- _STORED ROWS_:
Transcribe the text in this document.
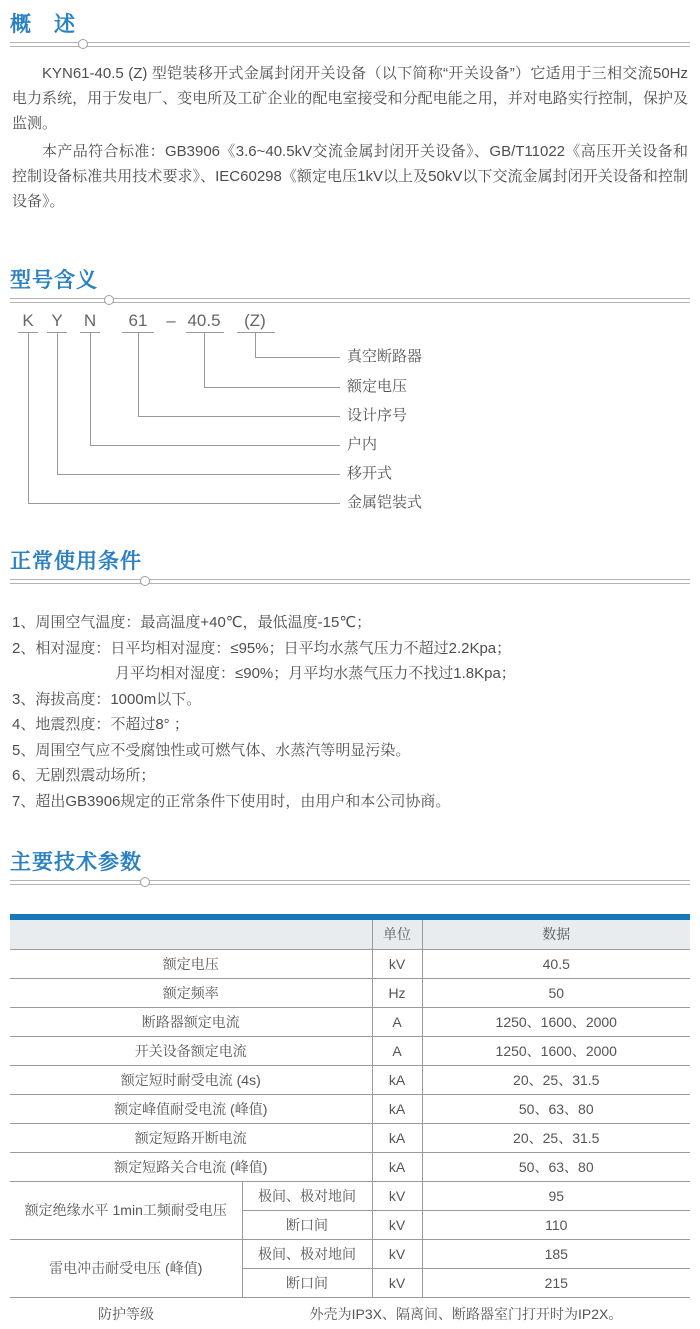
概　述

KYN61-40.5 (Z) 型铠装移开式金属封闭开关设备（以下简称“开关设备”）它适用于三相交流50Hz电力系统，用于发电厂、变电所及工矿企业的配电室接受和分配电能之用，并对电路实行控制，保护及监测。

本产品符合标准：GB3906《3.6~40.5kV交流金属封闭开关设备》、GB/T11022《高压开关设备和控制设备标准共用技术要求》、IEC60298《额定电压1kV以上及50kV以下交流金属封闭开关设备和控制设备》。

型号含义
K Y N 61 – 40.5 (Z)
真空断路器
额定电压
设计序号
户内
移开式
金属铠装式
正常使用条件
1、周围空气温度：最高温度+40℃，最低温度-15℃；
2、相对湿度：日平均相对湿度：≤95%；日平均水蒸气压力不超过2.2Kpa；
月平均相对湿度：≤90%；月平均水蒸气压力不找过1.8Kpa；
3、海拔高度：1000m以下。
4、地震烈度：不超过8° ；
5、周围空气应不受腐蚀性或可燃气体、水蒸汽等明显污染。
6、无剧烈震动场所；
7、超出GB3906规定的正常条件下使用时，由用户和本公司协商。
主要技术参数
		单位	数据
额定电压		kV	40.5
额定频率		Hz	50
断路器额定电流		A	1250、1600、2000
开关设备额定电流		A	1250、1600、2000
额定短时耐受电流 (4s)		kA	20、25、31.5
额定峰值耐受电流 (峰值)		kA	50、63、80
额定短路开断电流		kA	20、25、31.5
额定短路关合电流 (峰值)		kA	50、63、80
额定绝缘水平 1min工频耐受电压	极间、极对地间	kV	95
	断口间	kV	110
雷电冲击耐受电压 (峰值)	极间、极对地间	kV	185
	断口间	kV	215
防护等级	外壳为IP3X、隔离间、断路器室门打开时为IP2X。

- _EXERCISE REQUIREMENTS_: Show all lines from the records above where the word "极对地间" occurs.

- _CORRECT OUTPUT_:
额定绝缘水平 1min工频耐受电压	极间、极对地间	kV	95
雷电冲击耐受电压 (峰值)	极间、极对地间	kV	185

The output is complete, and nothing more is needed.